§ **OBJECTIVE**: Reproduce each line of the material precisely.

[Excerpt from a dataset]

----------------------------------------

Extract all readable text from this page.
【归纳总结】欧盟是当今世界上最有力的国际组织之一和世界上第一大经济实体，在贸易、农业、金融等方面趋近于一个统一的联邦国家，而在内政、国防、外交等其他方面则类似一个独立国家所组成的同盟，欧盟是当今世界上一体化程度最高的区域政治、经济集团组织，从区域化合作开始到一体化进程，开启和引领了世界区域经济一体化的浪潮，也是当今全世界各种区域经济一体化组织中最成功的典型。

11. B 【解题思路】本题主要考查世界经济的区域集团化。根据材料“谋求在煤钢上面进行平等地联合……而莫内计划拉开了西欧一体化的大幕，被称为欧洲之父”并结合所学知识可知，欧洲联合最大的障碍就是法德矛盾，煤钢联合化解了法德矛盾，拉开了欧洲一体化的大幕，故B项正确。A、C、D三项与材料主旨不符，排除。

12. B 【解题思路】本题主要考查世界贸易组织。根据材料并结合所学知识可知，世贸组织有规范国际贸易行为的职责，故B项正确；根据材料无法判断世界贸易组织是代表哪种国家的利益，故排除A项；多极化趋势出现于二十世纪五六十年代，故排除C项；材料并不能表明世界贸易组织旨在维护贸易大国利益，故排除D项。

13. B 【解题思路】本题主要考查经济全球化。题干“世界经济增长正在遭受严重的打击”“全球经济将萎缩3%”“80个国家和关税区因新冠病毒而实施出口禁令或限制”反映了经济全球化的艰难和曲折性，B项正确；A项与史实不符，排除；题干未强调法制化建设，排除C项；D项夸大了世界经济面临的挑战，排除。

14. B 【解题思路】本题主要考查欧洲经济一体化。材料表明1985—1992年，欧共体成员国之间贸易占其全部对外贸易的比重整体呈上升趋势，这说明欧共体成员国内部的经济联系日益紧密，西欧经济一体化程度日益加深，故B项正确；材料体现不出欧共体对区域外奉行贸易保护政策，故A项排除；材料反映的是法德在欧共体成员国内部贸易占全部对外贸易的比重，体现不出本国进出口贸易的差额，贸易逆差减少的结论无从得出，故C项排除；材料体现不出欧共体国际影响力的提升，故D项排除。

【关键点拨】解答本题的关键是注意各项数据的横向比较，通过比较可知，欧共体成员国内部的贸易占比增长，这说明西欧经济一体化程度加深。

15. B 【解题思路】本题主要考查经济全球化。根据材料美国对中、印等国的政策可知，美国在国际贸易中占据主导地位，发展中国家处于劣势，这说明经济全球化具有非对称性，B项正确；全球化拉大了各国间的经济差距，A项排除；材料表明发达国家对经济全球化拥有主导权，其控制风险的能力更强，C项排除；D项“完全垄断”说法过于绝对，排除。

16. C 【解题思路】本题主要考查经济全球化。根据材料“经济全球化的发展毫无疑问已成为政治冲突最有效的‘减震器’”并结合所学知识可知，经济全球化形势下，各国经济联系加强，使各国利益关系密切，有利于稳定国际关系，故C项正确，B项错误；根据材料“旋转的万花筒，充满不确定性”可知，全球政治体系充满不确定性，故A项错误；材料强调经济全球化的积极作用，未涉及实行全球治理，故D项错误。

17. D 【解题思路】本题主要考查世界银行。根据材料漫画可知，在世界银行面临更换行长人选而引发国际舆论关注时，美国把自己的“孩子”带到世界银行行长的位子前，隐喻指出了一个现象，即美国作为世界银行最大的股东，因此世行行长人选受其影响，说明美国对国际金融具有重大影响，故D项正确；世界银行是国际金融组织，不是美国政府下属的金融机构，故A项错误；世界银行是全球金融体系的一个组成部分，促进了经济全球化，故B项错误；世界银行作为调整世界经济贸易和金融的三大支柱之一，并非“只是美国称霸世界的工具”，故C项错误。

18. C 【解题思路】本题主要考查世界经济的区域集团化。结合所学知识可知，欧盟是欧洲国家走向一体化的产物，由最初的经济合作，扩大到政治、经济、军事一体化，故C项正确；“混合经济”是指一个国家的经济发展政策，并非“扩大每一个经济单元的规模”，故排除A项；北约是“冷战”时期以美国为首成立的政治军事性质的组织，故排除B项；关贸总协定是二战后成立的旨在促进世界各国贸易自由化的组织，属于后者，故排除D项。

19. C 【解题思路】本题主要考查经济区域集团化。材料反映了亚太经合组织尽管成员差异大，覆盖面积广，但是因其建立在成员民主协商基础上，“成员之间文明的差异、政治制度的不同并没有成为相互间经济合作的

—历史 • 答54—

----------------------------------------

§ **EXERCISE RESPONSE**:
Extract all readable text from this page.
【归纳总结】欧盟是当今世界上最有力的国际组织之一和世界上第一大经济实体，在贸易、农业、金融等方面趋近于一个统一的联邦国家，而在内政、国防、外交等其他方面则类似一个独立国家所组成的同盟，欧盟是当今世界上一体化程度最高的区域政治、经济集团组织，从区域化合作开始到一体化进程，开启和引领了世界区域经济一体化的浪潮，也是当今全世界各种区域经济一体化组织中最成功的典型。

11. B 【解题思路】本题主要考查世界经济的区域集团化。根据材料“谋求在煤钢上面进行平等地联合……而莫内计划拉开了西欧一体化的大幕，被称为欧洲之父”并结合所学知识可知，欧洲联合最大的障碍就是法德矛盾，煤钢联合化解了法德矛盾，拉开了欧洲一体化的大幕，故B项正确。A、C、D三项与材料主旨不符，排除。

12. B 【解题思路】本题主要考查世界贸易组织。根据材料并结合所学知识可知，世贸组织有规范国际贸易行为的职责，故B项正确；根据材料无法判断世界贸易组织是代表哪种国家的利益，故排除A项；多极化趋势出现于二十世纪五六十年代，故排除C项；材料并不能表明世界贸易组织旨在维护贸易大国利益，故排除D项。

13. B 【解题思路】本题主要考查经济全球化。题干“世界经济增长正在遭受严重的打击”“全球经济将萎缩3%”“80个国家和关税区因新冠病毒而实施出口禁令或限制”反映了经济全球化的艰难和曲折性，B项正确；A项与史实不符，排除；题干未强调法制化建设，排除C项；D项夸大了世界经济面临的挑战，排除。

14. B 【解题思路】本题主要考查欧洲经济一体化。材料表明1985—1992年，欧共体成员国之间贸易占其全部对外贸易的比重整体呈上升趋势，这说明欧共体成员国内部的经济联系日益紧密，西欧经济一体化程度日益加深，故B项正确；材料体现不出欧共体对区域外奉行贸易保护政策，故A项排除；材料反映的是法德在欧共体成员国内部贸易占全部对外贸易的比重，体现不出本国进出口贸易的差额，贸易逆差减少的结论无从得出，故C项排除；材料体现不出欧共体国际影响力的提升，故D项排除。

【关键点拨】解答本题的关键是注意各项数据的横向比较，通过比较可知，欧共体成员国内部的贸易占比增长，这说明西欧经济一体化程度加深。

15. B 【解题思路】本题主要考查经济全球化。根据材料美国对中、印等国的政策可知，美国在国际贸易中占据主导地位，发展中国家处于劣势，这说明经济全球化具有非对称性，B项正确；全球化拉大了各国间的经济差距，A项排除；材料表明发达国家对经济全球化拥有主导权，其控制风险的能力更强，C项排除；D项“完全垄断”说法过于绝对，排除。

16. C 【解题思路】本题主要考查经济全球化。根据材料“经济全球化的发展毫无疑问已成为政治冲突最有效的‘减震器’”并结合所学知识可知，经济全球化形势下，各国经济联系加强，使各国利益关系密切，有利于稳定国际关系，故C项正确，B项错误；根据材料“旋转的万花筒，充满不确定性”可知，全球政治体系充满不确定性，故A项错误；材料强调经济全球化的积极作用，未涉及实行全球治理，故D项错误。

17. D 【解题思路】本题主要考查世界银行。根据材料漫画可知，在世界银行面临更换行长人选而引发国际舆论关注时，美国把自己的“孩子”带到世界银行行长的位子前，隐喻指出了一个现象，即美国作为世界银行最大的股东，因此世行行长人选受其影响，说明美国对国际金融具有重大影响，故D项正确；世界银行是国际金融组织，不是美国政府下属的金融机构，故A项错误；世界银行是全球金融体系的一个组成部分，促进了经济全球化，故B项错误；世界银行作为调整世界经济贸易和金融的三大支柱之一，并非“只是美国称霸世界的工具”，故C项错误。

18. C 【解题思路】本题主要考查世界经济的区域集团化。结合所学知识可知，欧盟是欧洲国家走向一体化的产物，由最初的经济合作，扩大到政治、经济、军事一体化，故C项正确；“混合经济”是指一个国家的经济发展政策，并非“扩大每一个经济单元的规模”，故排除A项；北约是“冷战”时期以美国为首成立的政治军事性质的组织，故排除B项；关贸总协定是二战后成立的旨在促进世界各国贸易自由化的组织，属于后者，故排除D项。

19. C 【解题思路】本题主要考查经济区域集团化。材料反映了亚太经合组织尽管成员差异大，覆盖面积广，但是因其建立在成员民主协商基础上，“成员之间文明的差异、政治制度的不同并没有成为相互间经济合作的

—历史 • 答54—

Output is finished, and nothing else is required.